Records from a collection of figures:
__________

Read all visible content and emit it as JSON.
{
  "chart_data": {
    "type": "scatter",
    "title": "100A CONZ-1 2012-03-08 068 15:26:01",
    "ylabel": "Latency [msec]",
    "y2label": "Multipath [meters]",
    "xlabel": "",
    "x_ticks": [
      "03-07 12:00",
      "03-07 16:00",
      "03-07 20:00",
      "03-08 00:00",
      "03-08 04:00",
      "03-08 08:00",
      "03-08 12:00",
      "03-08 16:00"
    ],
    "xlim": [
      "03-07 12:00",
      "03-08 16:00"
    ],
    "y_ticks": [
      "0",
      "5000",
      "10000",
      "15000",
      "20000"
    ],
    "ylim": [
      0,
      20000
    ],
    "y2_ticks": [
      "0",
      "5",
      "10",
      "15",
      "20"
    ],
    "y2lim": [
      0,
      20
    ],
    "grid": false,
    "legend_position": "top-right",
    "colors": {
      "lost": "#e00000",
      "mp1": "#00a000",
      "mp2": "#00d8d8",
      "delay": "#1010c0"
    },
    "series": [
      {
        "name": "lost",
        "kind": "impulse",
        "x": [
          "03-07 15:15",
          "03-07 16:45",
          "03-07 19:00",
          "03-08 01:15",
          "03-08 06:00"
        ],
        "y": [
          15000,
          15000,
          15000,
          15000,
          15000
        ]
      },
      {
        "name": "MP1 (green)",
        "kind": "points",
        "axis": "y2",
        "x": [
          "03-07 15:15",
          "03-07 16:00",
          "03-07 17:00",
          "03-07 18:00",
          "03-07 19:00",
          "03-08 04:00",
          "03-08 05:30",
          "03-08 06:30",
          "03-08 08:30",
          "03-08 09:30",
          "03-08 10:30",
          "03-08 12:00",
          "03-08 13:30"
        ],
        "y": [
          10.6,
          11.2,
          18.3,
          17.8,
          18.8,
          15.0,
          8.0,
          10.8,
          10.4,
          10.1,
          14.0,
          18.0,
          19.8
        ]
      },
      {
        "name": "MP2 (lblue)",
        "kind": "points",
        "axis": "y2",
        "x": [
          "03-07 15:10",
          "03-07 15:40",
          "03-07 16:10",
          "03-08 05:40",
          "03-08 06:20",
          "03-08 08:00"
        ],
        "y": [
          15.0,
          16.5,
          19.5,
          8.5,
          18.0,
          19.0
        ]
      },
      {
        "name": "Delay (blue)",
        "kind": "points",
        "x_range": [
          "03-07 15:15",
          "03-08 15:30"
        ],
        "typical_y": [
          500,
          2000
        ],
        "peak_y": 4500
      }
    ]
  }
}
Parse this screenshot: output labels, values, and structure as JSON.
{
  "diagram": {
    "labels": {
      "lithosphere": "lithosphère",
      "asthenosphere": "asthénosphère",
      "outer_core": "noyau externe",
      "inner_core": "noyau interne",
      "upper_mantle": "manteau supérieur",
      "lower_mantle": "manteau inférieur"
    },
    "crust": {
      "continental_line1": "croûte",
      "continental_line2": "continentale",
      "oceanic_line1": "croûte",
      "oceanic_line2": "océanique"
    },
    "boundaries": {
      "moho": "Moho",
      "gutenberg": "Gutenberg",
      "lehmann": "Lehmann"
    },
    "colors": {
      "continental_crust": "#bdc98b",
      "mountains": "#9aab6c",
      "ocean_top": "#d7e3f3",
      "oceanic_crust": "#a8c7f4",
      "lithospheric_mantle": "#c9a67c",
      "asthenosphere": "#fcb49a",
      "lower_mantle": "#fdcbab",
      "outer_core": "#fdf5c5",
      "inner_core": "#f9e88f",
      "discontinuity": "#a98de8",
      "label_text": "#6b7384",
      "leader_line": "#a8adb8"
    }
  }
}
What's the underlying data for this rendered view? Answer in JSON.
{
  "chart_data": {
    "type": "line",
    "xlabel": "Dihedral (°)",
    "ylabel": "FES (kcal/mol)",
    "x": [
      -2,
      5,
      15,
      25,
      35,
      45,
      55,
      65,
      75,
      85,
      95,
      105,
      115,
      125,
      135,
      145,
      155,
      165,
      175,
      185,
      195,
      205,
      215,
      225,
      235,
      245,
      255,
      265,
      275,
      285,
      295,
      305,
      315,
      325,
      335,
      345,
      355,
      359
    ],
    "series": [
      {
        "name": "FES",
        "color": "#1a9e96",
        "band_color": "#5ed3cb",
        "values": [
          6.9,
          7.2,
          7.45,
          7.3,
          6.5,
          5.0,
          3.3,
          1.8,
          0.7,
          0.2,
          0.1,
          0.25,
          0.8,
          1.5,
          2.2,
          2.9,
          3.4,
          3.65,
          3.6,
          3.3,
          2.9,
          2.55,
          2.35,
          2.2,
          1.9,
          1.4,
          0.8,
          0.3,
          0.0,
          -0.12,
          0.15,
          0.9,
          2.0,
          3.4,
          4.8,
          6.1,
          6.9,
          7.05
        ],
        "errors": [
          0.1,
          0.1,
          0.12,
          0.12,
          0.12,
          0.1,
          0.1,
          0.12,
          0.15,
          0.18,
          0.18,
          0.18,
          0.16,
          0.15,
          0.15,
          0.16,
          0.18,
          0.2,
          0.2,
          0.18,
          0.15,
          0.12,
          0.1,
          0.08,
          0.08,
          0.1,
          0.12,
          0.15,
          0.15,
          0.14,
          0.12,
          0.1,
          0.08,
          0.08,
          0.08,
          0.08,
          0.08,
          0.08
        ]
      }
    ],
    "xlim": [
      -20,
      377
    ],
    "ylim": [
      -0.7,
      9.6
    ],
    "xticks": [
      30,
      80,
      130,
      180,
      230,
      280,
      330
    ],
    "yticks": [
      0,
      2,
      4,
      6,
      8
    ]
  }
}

__________

DIRECTIVE:
Each entry must be reproduced verbatim.

COMPLETE OUTPUT:
Read all visible content and emit it as JSON.
{
  "chart_data": {
    "type": "scatter",
    "title": "100A CONZ-1 2012-03-08 068 15:26:01",
    "ylabel": "Latency [msec]",
    "y2label": "Multipath [meters]",
    "xlabel": "",
    "x_ticks": [
      "03-07 12:00",
      "03-07 16:00",
      "03-07 20:00",
      "03-08 00:00",
      "03-08 04:00",
      "03-08 08:00",
      "03-08 12:00",
      "03-08 16:00"
    ],
    "xlim": [
      "03-07 12:00",
      "03-08 16:00"
    ],
    "y_ticks": [
      "0",
      "5000",
      "10000",
      "15000",
      "20000"
    ],
    "ylim": [
      0,
      20000
    ],
    "y2_ticks": [
      "0",
      "5",
      "10",
      "15",
      "20"
    ],
    "y2lim": [
      0,
      20
    ],
    "grid": false,
    "legend_position": "top-right",
    "colors": {
      "lost": "#e00000",
      "mp1": "#00a000",
      "mp2": "#00d8d8",
      "delay": "#1010c0"
    },
    "series": [
      {
        "name": "lost",
        "kind": "impulse",
        "x": [
          "03-07 15:15",
          "03-07 16:45",
          "03-07 19:00",
          "03-08 01:15",
          "03-08 06:00"
        ],
        "y": [
          15000,
          15000,
          15000,
          15000,
          15000
        ]
      },
      {
        "name": "MP1 (green)",
        "kind": "points",
        "axis": "y2",
        "x": [
          "03-07 15:15",
          "03-07 16:00",
          "03-07 17:00",
          "03-07 18:00",
          "03-07 19:00",
          "03-08 04:00",
          "03-08 05:30",
          "03-08 06:30",
          "03-08 08:30",
          "03-08 09:30",
          "03-08 10:30",
          "03-08 12:00",
          "03-08 13:30"
        ],
        "y": [
          10.6,
          11.2,
          18.3,
          17.8,
          18.8,
          15.0,
          8.0,
          10.8,
          10.4,
          10.1,
          14.0,
          18.0,
          19.8
        ]
      },
      {
        "name": "MP2 (lblue)",
        "kind": "points",
        "axis": "y2",
        "x": [
          "03-07 15:10",
          "03-07 15:40",
          "03-07 16:10",
          "03-08 05:40",
          "03-08 06:20",
          "03-08 08:00"
        ],
        "y": [
          15.0,
          16.5,
          19.5,
          8.5,
          18.0,
          19.0
        ]
      },
      {
        "name": "Delay (blue)",
        "kind": "points",
        "x_range": [
          "03-07 15:15",
          "03-08 15:30"
        ],
        "typical_y": [
          500,
          2000
        ],
        "peak_y": 4500
      }
    ]
  }
}
Parse this screenshot: output labels, values, and structure as JSON.
{
  "diagram": {
    "labels": {
      "lithosphere": "lithosphère",
      "asthenosphere": "asthénosphère",
      "outer_core": "noyau externe",
      "inner_core": "noyau interne",
      "upper_mantle": "manteau supérieur",
      "lower_mantle": "manteau inférieur"
    },
    "crust": {
      "continental_line1": "croûte",
      "continental_line2": "continentale",
      "oceanic_line1": "croûte",
      "oceanic_line2": "océanique"
    },
    "boundaries": {
      "moho": "Moho",
      "gutenberg": "Gutenberg",
      "lehmann": "Lehmann"
    },
    "colors": {
      "continental_crust": "#bdc98b",
      "mountains": "#9aab6c",
      "ocean_top": "#d7e3f3",
      "oceanic_crust": "#a8c7f4",
      "lithospheric_mantle": "#c9a67c",
      "asthenosphere": "#fcb49a",
      "lower_mantle": "#fdcbab",
      "outer_core": "#fdf5c5",
      "inner_core": "#f9e88f",
      "discontinuity": "#a98de8",
      "label_text": "#6b7384",
      "leader_line": "#a8adb8"
    }
  }
}
What's the underlying data for this rendered view? Answer in JSON.
{
  "chart_data": {
    "type": "line",
    "xlabel": "Dihedral (°)",
    "ylabel": "FES (kcal/mol)",
    "x": [
      -2,
      5,
      15,
      25,
      35,
      45,
      55,
      65,
      75,
      85,
      95,
      105,
      115,
      125,
      135,
      145,
      155,
      165,
      175,
      185,
      195,
      205,
      215,
      225,
      235,
      245,
      255,
      265,
      275,
      285,
      295,
      305,
      315,
      325,
      335,
      345,
      355,
      359
    ],
    "series": [
      {
        "name": "FES",
        "color": "#1a9e96",
        "band_color": "#5ed3cb",
        "values": [
          6.9,
          7.2,
          7.45,
          7.3,
          6.5,
          5.0,
          3.3,
          1.8,
          0.7,
          0.2,
          0.1,
          0.25,
          0.8,
          1.5,
          2.2,
          2.9,
          3.4,
          3.65,
          3.6,
          3.3,
          2.9,
          2.55,
          2.35,
          2.2,
          1.9,
          1.4,
          0.8,
          0.3,
          0.0,
          -0.12,
          0.15,
          0.9,
          2.0,
          3.4,
          4.8,
          6.1,
          6.9,
          7.05
        ],
        "errors": [
          0.1,
          0.1,
          0.12,
          0.12,
          0.12,
          0.1,
          0.1,
          0.12,
          0.15,
          0.18,
          0.18,
          0.18,
          0.16,
          0.15,
          0.15,
          0.16,
          0.18,
          0.2,
          0.2,
          0.18,
          0.15,
          0.12,
          0.1,
          0.08,
          0.08,
          0.1,
          0.12,
          0.15,
          0.15,
          0.14,
          0.12,
          0.1,
          0.08,
          0.08,
          0.08,
          0.08,
          0.08,
          0.08
        ]
      }
    ],
    "xlim": [
      -20,
      377
    ],
    "ylim": [
      -0.7,
      9.6
    ],
    "xticks": [
      30,
      80,
      130,
      180,
      230,
      280,
      330
    ],
    "yticks": [
      0,
      2,
      4,
      6,
      8
    ]
  }
}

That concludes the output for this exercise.